For the copy, please give all of the data again exactly and leave the pictures out.

* [Entries supplied]
+++

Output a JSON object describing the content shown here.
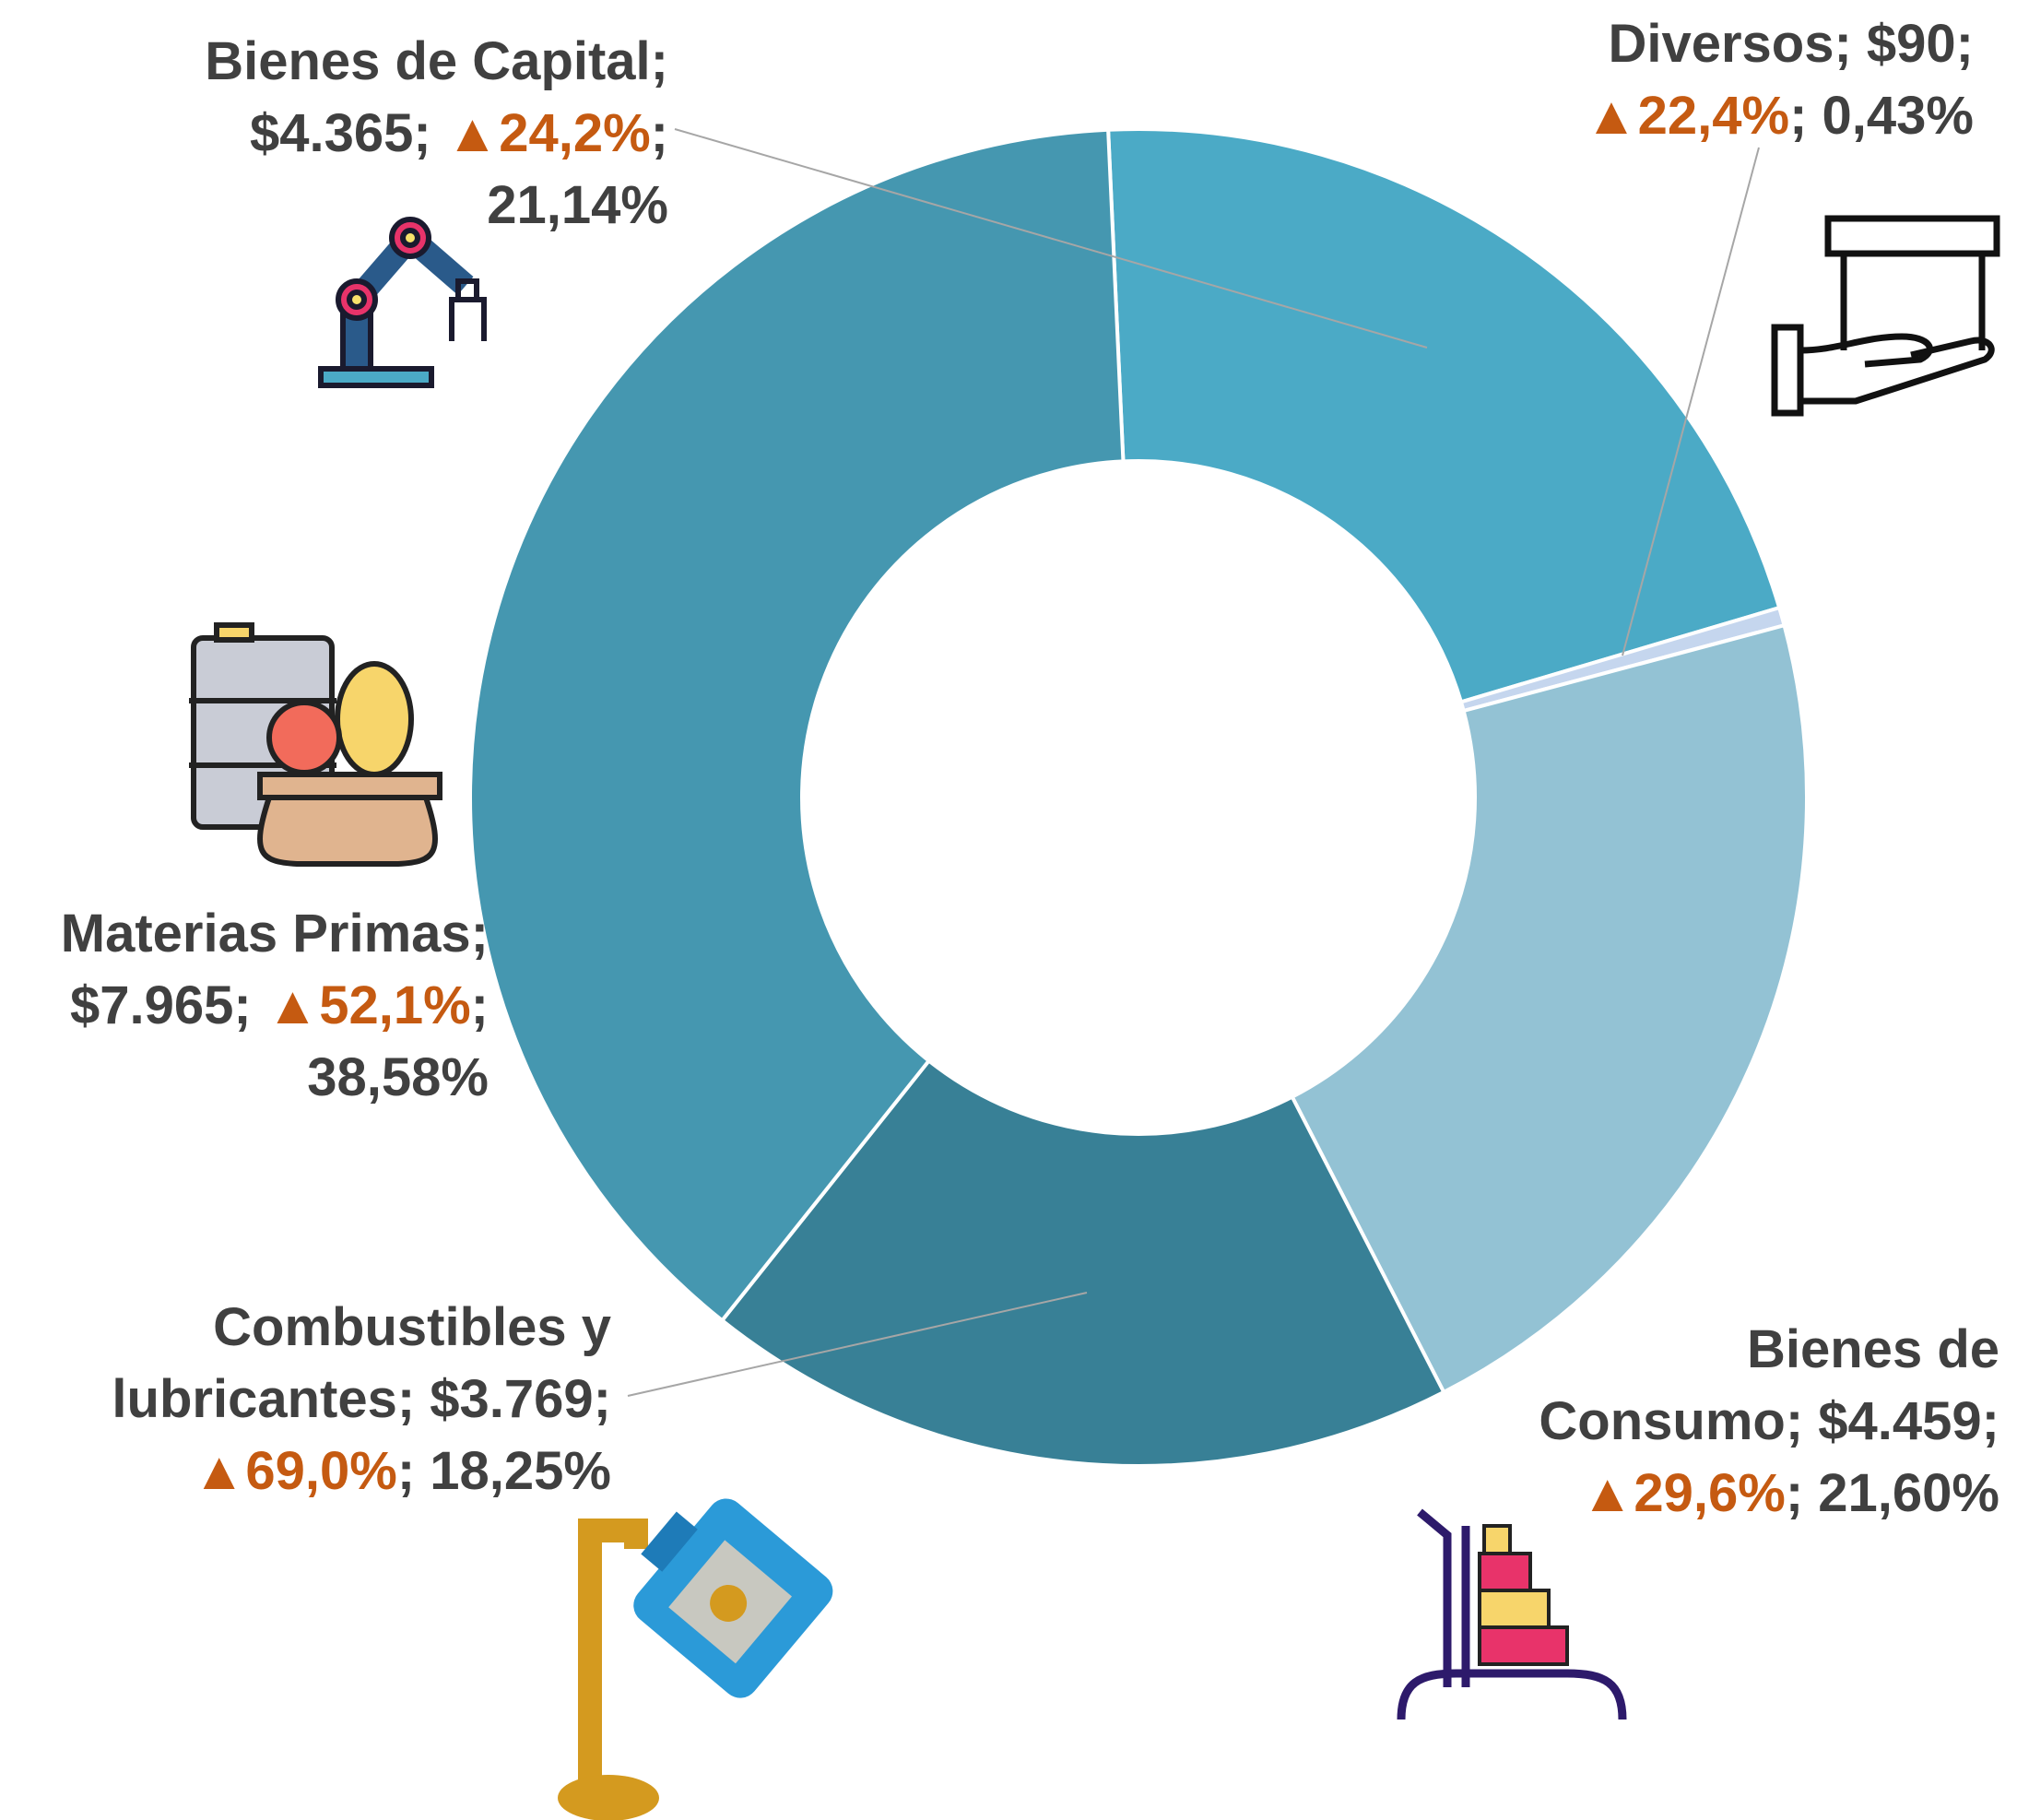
{
  "chart_data": {
    "type": "donut",
    "values": [
      4365,
      90,
      4459,
      3769,
      7965
    ],
    "colors": [
      "#4BAAC6",
      "#C5D6EE",
      "#93C2D4",
      "#388096",
      "#4597B0"
    ],
    "data_labels": [
      [
        [
          "Bienes de Capital;"
        ],
        [
          "$4.365;  ",
          "▲24,2%",
          ";"
        ],
        [
          "21,14%"
        ]
      ],
      [
        [
          "Diversos; $90;"
        ],
        [
          "▲22,4%",
          "; 0,43%"
        ]
      ],
      [
        [
          "Bienes de"
        ],
        [
          "Consumo; $4.459;"
        ],
        [
          "▲29,6%",
          "; 21,60%"
        ]
      ],
      [
        [
          "Combustibles y"
        ],
        [
          "lubricantes; $3.769;"
        ],
        [
          "▲69,0%",
          "; 18,25%"
        ]
      ],
      [
        [
          "Materias Primas;"
        ],
        [
          "$7.965;  ",
          "▲52,1%",
          ";"
        ],
        [
          "38,58%"
        ]
      ]
    ],
    "growth_color": "#C55A11"
  }
}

+++

* [Answer to this exercise]
Output a JSON object describing the content shown here.
{
  "chart_data": {
    "type": "donut",
    "values": [
      4365,
      90,
      4459,
      3769,
      7965
    ],
    "colors": [
      "#4BAAC6",
      "#C5D6EE",
      "#93C2D4",
      "#388096",
      "#4597B0"
    ],
    "data_labels": [
      [
        [
          "Bienes de Capital;"
        ],
        [
          "$4.365;  ",
          "▲24,2%",
          ";"
        ],
        [
          "21,14%"
        ]
      ],
      [
        [
          "Diversos; $90;"
        ],
        [
          "▲22,4%",
          "; 0,43%"
        ]
      ],
      [
        [
          "Bienes de"
        ],
        [
          "Consumo; $4.459;"
        ],
        [
          "▲29,6%",
          "; 21,60%"
        ]
      ],
      [
        [
          "Combustibles y"
        ],
        [
          "lubricantes; $3.769;"
        ],
        [
          "▲69,0%",
          "; 18,25%"
        ]
      ],
      [
        [
          "Materias Primas;"
        ],
        [
          "$7.965;  ",
          "▲52,1%",
          ";"
        ],
        [
          "38,58%"
        ]
      ]
    ],
    "growth_color": "#C55A11"
  }
}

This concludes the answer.